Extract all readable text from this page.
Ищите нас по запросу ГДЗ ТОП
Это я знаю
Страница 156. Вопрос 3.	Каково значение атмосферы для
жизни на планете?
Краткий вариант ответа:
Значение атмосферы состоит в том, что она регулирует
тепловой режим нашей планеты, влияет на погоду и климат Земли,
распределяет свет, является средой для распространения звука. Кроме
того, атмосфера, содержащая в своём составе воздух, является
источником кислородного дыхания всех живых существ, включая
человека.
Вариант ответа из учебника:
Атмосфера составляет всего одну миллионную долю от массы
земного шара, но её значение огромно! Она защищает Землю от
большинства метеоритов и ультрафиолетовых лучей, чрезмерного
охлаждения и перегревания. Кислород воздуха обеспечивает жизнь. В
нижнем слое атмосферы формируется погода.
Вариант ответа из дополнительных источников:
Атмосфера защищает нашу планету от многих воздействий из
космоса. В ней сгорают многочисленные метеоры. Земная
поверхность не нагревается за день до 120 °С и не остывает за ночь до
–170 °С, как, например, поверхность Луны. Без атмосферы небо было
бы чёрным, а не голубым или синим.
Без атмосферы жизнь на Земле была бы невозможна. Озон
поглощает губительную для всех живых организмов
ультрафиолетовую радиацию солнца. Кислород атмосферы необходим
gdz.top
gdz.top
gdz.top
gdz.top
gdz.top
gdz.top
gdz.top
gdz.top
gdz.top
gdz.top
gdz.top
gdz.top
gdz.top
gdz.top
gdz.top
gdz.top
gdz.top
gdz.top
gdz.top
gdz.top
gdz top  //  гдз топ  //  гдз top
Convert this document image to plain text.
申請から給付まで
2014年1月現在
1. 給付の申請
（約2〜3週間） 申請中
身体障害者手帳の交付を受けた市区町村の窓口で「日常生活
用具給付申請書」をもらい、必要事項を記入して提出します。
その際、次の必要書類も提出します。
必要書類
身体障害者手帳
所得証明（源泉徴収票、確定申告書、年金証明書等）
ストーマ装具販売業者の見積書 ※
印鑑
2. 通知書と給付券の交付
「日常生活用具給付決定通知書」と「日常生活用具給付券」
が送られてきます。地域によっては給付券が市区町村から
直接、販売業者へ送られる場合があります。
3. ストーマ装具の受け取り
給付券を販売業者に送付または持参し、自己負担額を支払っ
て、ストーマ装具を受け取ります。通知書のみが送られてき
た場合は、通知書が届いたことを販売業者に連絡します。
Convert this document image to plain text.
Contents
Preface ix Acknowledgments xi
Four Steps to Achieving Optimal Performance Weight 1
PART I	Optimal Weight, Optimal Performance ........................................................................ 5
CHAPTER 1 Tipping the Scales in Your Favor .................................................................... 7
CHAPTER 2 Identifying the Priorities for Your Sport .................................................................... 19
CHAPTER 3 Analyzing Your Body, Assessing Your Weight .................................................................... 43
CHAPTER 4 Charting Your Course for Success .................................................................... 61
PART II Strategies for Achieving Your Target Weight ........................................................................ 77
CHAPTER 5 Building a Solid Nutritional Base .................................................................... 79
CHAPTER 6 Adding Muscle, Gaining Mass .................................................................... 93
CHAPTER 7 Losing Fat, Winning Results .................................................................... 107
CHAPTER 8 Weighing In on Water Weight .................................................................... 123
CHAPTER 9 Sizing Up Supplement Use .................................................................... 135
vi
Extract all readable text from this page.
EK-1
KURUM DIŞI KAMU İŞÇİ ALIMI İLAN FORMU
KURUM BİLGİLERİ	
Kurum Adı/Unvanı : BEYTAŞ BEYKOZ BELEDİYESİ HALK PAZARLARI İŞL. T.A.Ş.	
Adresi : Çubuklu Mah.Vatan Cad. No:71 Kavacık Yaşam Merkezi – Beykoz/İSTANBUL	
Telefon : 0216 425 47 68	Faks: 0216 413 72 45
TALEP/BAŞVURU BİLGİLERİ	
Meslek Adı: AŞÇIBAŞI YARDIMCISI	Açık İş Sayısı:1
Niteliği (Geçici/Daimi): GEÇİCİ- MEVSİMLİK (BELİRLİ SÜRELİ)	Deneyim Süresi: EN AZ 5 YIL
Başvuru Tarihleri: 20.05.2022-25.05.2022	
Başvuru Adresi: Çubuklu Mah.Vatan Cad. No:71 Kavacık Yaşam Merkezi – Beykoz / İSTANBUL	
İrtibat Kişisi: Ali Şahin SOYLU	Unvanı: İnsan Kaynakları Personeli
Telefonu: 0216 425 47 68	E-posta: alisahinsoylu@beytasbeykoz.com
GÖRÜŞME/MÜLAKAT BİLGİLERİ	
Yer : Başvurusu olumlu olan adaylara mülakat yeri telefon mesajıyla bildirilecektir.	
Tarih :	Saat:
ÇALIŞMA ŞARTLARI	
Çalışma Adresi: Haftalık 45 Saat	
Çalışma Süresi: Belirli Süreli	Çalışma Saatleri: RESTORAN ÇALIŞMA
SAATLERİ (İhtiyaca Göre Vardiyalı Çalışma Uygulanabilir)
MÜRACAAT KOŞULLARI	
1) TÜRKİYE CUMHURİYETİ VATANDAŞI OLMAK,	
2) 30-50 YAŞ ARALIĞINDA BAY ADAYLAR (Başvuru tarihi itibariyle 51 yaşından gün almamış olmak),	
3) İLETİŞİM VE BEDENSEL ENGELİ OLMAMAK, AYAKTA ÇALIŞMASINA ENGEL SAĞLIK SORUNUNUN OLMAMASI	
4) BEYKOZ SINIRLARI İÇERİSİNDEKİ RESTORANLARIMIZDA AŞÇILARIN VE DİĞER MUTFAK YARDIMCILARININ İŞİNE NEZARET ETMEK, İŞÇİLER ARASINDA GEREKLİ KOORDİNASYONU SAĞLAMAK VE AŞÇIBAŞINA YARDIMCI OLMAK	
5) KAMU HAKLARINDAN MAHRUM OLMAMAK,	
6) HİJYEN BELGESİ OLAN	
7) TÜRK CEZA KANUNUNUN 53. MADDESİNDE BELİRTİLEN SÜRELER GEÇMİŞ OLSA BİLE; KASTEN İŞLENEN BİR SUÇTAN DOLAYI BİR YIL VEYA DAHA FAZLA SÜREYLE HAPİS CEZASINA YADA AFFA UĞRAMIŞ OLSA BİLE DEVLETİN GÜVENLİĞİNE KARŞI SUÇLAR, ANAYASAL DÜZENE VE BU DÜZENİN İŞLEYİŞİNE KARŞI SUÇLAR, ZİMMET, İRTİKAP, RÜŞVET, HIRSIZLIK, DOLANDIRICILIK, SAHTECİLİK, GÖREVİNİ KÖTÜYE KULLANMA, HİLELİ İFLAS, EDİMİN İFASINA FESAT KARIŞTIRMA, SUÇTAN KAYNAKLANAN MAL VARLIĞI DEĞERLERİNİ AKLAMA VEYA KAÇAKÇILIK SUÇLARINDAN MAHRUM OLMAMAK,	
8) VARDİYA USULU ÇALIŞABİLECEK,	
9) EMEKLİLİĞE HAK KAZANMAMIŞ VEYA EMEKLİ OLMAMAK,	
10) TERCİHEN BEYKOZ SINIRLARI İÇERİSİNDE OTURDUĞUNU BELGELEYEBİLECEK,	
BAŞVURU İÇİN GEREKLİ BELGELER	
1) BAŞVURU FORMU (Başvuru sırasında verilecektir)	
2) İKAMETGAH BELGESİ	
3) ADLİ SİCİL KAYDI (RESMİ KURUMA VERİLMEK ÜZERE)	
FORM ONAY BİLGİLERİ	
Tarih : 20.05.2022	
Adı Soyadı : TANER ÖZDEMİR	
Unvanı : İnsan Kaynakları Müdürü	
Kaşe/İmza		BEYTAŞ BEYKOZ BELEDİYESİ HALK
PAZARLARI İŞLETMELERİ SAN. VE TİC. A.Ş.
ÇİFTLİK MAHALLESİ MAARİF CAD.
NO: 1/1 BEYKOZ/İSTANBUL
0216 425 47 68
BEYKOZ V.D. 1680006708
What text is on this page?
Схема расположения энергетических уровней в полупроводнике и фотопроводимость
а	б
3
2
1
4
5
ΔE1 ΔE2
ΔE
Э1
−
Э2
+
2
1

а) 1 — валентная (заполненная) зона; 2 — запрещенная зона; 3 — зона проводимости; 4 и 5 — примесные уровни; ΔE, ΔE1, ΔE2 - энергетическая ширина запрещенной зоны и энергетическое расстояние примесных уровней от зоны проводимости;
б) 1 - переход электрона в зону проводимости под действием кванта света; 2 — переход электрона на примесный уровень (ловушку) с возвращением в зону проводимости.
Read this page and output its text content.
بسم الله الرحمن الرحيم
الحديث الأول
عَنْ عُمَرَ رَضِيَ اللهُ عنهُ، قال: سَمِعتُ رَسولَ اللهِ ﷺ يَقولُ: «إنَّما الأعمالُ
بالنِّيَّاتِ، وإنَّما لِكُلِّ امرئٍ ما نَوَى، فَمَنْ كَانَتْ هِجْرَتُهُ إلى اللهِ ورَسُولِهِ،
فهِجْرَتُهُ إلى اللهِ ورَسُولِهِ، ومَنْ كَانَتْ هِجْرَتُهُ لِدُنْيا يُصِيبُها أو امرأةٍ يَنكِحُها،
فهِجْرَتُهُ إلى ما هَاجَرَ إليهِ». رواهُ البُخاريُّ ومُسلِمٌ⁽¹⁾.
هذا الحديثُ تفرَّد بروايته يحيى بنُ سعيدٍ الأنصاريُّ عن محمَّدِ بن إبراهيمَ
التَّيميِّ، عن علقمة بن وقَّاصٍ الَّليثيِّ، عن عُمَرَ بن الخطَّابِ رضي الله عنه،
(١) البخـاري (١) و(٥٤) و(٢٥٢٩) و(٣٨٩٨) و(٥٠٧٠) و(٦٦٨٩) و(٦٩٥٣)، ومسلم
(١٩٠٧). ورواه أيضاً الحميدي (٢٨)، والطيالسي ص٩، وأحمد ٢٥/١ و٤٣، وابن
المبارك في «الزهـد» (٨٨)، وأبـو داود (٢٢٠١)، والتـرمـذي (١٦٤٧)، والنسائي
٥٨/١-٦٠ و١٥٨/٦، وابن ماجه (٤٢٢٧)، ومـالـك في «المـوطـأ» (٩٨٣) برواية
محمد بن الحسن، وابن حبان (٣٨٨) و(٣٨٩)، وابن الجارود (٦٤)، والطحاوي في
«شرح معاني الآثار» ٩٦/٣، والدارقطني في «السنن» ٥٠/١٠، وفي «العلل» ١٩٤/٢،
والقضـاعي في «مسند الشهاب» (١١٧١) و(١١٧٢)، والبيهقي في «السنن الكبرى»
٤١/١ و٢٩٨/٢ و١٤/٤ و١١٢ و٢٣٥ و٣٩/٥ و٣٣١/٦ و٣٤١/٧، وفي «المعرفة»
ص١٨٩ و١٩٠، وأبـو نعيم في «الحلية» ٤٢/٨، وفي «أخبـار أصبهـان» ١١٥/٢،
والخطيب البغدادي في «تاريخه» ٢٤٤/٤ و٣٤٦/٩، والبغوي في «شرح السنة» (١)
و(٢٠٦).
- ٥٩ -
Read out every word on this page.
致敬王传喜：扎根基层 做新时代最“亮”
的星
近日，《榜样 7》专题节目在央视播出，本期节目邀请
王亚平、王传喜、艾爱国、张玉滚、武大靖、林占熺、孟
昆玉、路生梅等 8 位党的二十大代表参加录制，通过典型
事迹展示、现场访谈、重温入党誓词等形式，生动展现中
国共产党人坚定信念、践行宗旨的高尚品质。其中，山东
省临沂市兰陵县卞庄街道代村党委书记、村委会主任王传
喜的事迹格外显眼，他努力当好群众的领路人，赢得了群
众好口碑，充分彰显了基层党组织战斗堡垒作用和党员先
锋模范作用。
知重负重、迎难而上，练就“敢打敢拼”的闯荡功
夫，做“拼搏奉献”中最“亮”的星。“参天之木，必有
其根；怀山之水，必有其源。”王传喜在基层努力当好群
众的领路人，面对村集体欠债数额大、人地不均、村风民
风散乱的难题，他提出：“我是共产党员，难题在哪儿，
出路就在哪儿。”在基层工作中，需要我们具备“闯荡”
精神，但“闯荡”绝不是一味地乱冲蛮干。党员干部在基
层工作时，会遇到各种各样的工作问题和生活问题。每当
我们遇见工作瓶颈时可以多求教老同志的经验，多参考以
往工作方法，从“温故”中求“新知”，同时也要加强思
* * * * * * *
WHAT IS NEEDED:
Select every line of the material above holding the word "уровней" and copy it.

TASK ANSWER:
Схема расположения энергетических уровней в полупроводнике и фотопроводимость
а) 1 — валентная (заполненная) зона; 2 — запрещенная зона; 3 — зона проводимости; 4 и 5 — примесные уровни; ΔE, ΔE1, ΔE2 - энергетическая ширина запрещенной зоны и энергетическое расстояние примесных уровней от зоны проводимости;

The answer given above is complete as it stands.